-- Brief --
Could you copy every line of the records below word for word, leaving the pictures out of your answer?

-- Entries shown --
━━━━━━━━

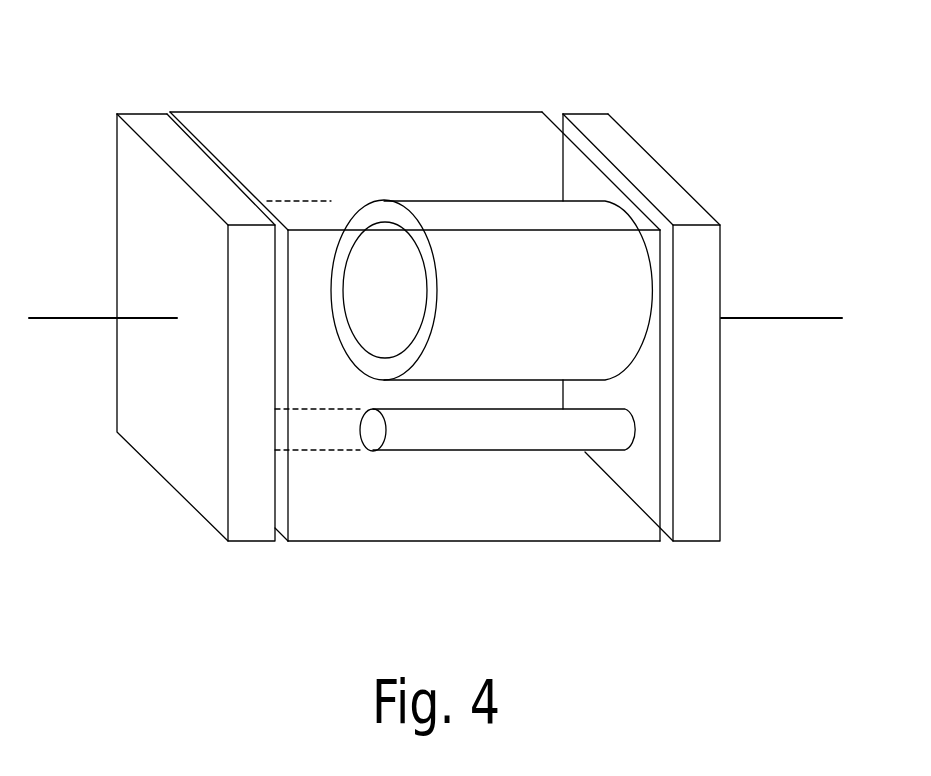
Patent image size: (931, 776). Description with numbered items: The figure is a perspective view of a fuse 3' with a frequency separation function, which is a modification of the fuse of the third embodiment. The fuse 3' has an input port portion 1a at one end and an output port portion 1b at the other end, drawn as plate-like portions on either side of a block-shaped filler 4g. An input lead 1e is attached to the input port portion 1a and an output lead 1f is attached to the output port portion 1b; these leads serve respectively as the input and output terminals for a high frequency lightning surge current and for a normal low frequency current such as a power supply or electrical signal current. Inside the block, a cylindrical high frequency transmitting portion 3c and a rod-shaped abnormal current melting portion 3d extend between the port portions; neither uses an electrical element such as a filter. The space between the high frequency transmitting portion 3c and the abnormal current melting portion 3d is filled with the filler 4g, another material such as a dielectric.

The fuse with a frequency separation function 3' is at (416, 307).
The filler 4g is at (372, 523).
The input port portion 1a is at (139, 112).
The output port portion 1b is at (666, 170).
The input lead 1e is at (68, 316).
The output lead 1f is at (793, 316).
The high frequency transmitting portion 3c is at (481, 203).
The abnormal current melting portion 3d is at (517, 453).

━━━━━━━━

-- Written solution --
Patent image size: (931, 776). Description with numbered items: The figure is a perspective view of a fuse 3' with a frequency separation function, which is a modification of the fuse of the third embodiment. The fuse 3' has an input port portion 1a at one end and an output port portion 1b at the other end, drawn as plate-like portions on either side of a block-shaped filler 4g. An input lead 1e is attached to the input port portion 1a and an output lead 1f is attached to the output port portion 1b; these leads serve respectively as the input and output terminals for a high frequency lightning surge current and for a normal low frequency current such as a power supply or electrical signal current. Inside the block, a cylindrical high frequency transmitting portion 3c and a rod-shaped abnormal current melting portion 3d extend between the port portions; neither uses an electrical element such as a filter. The space between the high frequency transmitting portion 3c and the abnormal current melting portion 3d is filled with the filler 4g, another material such as a dielectric.

The fuse with a frequency separation function 3' is at (416, 307).
The filler 4g is at (372, 523).
The input port portion 1a is at (139, 112).
The output port portion 1b is at (666, 170).
The input lead 1e is at (68, 316).
The output lead 1f is at (793, 316).
The high frequency transmitting portion 3c is at (481, 203).
The abnormal current melting portion 3d is at (517, 453).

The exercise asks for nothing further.